-- start --
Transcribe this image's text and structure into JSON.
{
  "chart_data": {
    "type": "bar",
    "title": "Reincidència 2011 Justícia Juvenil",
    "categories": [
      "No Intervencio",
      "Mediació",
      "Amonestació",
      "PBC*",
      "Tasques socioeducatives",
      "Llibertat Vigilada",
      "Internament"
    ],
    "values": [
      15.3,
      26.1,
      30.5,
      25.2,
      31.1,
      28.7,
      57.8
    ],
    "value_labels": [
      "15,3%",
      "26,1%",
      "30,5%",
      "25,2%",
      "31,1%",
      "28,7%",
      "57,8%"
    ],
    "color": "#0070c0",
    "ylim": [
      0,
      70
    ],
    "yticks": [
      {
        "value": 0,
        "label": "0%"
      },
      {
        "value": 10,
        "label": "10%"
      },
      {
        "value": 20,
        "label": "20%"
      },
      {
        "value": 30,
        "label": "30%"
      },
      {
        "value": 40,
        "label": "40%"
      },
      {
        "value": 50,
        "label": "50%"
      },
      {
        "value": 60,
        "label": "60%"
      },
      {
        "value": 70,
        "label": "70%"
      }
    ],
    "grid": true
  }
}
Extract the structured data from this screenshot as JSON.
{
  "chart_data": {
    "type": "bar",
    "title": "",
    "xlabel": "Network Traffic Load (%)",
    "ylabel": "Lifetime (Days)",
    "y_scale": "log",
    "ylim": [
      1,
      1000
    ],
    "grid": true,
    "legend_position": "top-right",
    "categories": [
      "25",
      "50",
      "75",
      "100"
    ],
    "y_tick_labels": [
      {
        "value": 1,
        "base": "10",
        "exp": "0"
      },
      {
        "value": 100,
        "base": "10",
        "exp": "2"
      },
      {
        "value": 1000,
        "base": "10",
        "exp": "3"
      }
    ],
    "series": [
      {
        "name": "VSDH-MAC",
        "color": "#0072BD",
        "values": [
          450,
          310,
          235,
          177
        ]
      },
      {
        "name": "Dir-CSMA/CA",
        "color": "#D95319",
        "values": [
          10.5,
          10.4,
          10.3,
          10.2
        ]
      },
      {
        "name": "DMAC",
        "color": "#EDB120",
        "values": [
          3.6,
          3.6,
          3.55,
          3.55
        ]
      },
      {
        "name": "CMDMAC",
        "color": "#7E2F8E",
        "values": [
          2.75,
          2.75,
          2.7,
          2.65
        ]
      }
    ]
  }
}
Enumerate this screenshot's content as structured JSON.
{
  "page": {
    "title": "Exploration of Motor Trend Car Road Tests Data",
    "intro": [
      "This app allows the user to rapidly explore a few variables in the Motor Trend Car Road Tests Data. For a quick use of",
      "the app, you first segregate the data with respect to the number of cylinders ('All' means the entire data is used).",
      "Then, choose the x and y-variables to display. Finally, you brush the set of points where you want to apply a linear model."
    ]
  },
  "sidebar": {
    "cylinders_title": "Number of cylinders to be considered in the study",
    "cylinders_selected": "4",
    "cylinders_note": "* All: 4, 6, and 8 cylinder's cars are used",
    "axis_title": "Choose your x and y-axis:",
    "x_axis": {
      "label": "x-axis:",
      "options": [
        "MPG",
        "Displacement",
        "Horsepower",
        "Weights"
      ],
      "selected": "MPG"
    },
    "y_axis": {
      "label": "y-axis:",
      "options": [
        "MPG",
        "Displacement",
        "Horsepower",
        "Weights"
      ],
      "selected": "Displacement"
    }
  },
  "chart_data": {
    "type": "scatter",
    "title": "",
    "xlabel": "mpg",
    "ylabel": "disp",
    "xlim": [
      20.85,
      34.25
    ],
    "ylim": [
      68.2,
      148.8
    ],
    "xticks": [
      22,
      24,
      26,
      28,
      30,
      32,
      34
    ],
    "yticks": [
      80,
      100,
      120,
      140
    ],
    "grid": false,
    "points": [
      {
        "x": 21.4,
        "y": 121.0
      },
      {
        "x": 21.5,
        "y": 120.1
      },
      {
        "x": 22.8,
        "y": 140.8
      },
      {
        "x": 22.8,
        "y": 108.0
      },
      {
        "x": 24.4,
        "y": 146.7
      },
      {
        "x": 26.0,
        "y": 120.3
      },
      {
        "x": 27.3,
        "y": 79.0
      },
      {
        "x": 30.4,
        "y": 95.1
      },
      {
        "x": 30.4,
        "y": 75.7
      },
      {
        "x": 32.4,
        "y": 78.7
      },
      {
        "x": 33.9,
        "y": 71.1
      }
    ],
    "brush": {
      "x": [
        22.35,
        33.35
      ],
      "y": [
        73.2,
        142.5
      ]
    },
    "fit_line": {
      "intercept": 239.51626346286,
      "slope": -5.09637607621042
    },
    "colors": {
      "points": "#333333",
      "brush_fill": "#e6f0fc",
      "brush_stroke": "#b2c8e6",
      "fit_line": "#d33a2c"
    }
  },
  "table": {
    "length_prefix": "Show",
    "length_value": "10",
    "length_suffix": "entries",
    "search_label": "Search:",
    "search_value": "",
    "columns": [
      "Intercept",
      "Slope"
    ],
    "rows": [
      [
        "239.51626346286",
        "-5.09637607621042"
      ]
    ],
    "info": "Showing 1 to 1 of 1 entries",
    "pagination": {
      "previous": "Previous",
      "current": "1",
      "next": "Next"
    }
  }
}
-- end --
WHAT THE TASK ASKS>
Your task is to reproduce all of the records exactly.

WRITTEN REPLY>
Transcribe this image's text and structure into JSON.
{
  "chart_data": {
    "type": "bar",
    "title": "Reincidència 2011 Justícia Juvenil",
    "categories": [
      "No Intervencio",
      "Mediació",
      "Amonestació",
      "PBC*",
      "Tasques socioeducatives",
      "Llibertat Vigilada",
      "Internament"
    ],
    "values": [
      15.3,
      26.1,
      30.5,
      25.2,
      31.1,
      28.7,
      57.8
    ],
    "value_labels": [
      "15,3%",
      "26,1%",
      "30,5%",
      "25,2%",
      "31,1%",
      "28,7%",
      "57,8%"
    ],
    "color": "#0070c0",
    "ylim": [
      0,
      70
    ],
    "yticks": [
      {
        "value": 0,
        "label": "0%"
      },
      {
        "value": 10,
        "label": "10%"
      },
      {
        "value": 20,
        "label": "20%"
      },
      {
        "value": 30,
        "label": "30%"
      },
      {
        "value": 40,
        "label": "40%"
      },
      {
        "value": 50,
        "label": "50%"
      },
      {
        "value": 60,
        "label": "60%"
      },
      {
        "value": 70,
        "label": "70%"
      }
    ],
    "grid": true
  }
}
Extract the structured data from this screenshot as JSON.
{
  "chart_data": {
    "type": "bar",
    "title": "",
    "xlabel": "Network Traffic Load (%)",
    "ylabel": "Lifetime (Days)",
    "y_scale": "log",
    "ylim": [
      1,
      1000
    ],
    "grid": true,
    "legend_position": "top-right",
    "categories": [
      "25",
      "50",
      "75",
      "100"
    ],
    "y_tick_labels": [
      {
        "value": 1,
        "base": "10",
        "exp": "0"
      },
      {
        "value": 100,
        "base": "10",
        "exp": "2"
      },
      {
        "value": 1000,
        "base": "10",
        "exp": "3"
      }
    ],
    "series": [
      {
        "name": "VSDH-MAC",
        "color": "#0072BD",
        "values": [
          450,
          310,
          235,
          177
        ]
      },
      {
        "name": "Dir-CSMA/CA",
        "color": "#D95319",
        "values": [
          10.5,
          10.4,
          10.3,
          10.2
        ]
      },
      {
        "name": "DMAC",
        "color": "#EDB120",
        "values": [
          3.6,
          3.6,
          3.55,
          3.55
        ]
      },
      {
        "name": "CMDMAC",
        "color": "#7E2F8E",
        "values": [
          2.75,
          2.75,
          2.7,
          2.65
        ]
      }
    ]
  }
}
Enumerate this screenshot's content as structured JSON.
{
  "page": {
    "title": "Exploration of Motor Trend Car Road Tests Data",
    "intro": [
      "This app allows the user to rapidly explore a few variables in the Motor Trend Car Road Tests Data. For a quick use of",
      "the app, you first segregate the data with respect to the number of cylinders ('All' means the entire data is used).",
      "Then, choose the x and y-variables to display. Finally, you brush the set of points where you want to apply a linear model."
    ]
  },
  "sidebar": {
    "cylinders_title": "Number of cylinders to be considered in the study",
    "cylinders_selected": "4",
    "cylinders_note": "* All: 4, 6, and 8 cylinder's cars are used",
    "axis_title": "Choose your x and y-axis:",
    "x_axis": {
      "label": "x-axis:",
      "options": [
        "MPG",
        "Displacement",
        "Horsepower",
        "Weights"
      ],
      "selected": "MPG"
    },
    "y_axis": {
      "label": "y-axis:",
      "options": [
        "MPG",
        "Displacement",
        "Horsepower",
        "Weights"
      ],
      "selected": "Displacement"
    }
  },
  "chart_data": {
    "type": "scatter",
    "title": "",
    "xlabel": "mpg",
    "ylabel": "disp",
    "xlim": [
      20.85,
      34.25
    ],
    "ylim": [
      68.2,
      148.8
    ],
    "xticks": [
      22,
      24,
      26,
      28,
      30,
      32,
      34
    ],
    "yticks": [
      80,
      100,
      120,
      140
    ],
    "grid": false,
    "points": [
      {
        "x": 21.4,
        "y": 121.0
      },
      {
        "x": 21.5,
        "y": 120.1
      },
      {
        "x": 22.8,
        "y": 140.8
      },
      {
        "x": 22.8,
        "y": 108.0
      },
      {
        "x": 24.4,
        "y": 146.7
      },
      {
        "x": 26.0,
        "y": 120.3
      },
      {
        "x": 27.3,
        "y": 79.0
      },
      {
        "x": 30.4,
        "y": 95.1
      },
      {
        "x": 30.4,
        "y": 75.7
      },
      {
        "x": 32.4,
        "y": 78.7
      },
      {
        "x": 33.9,
        "y": 71.1
      }
    ],
    "brush": {
      "x": [
        22.35,
        33.35
      ],
      "y": [
        73.2,
        142.5
      ]
    },
    "fit_line": {
      "intercept": 239.51626346286,
      "slope": -5.09637607621042
    },
    "colors": {
      "points": "#333333",
      "brush_fill": "#e6f0fc",
      "brush_stroke": "#b2c8e6",
      "fit_line": "#d33a2c"
    }
  },
  "table": {
    "length_prefix": "Show",
    "length_value": "10",
    "length_suffix": "entries",
    "search_label": "Search:",
    "search_value": "",
    "columns": [
      "Intercept",
      "Slope"
    ],
    "rows": [
      [
        "239.51626346286",
        "-5.09637607621042"
      ]
    ],
    "info": "Showing 1 to 1 of 1 entries",
    "pagination": {
      "previous": "Previous",
      "current": "1",
      "next": "Next"
    }
  }
}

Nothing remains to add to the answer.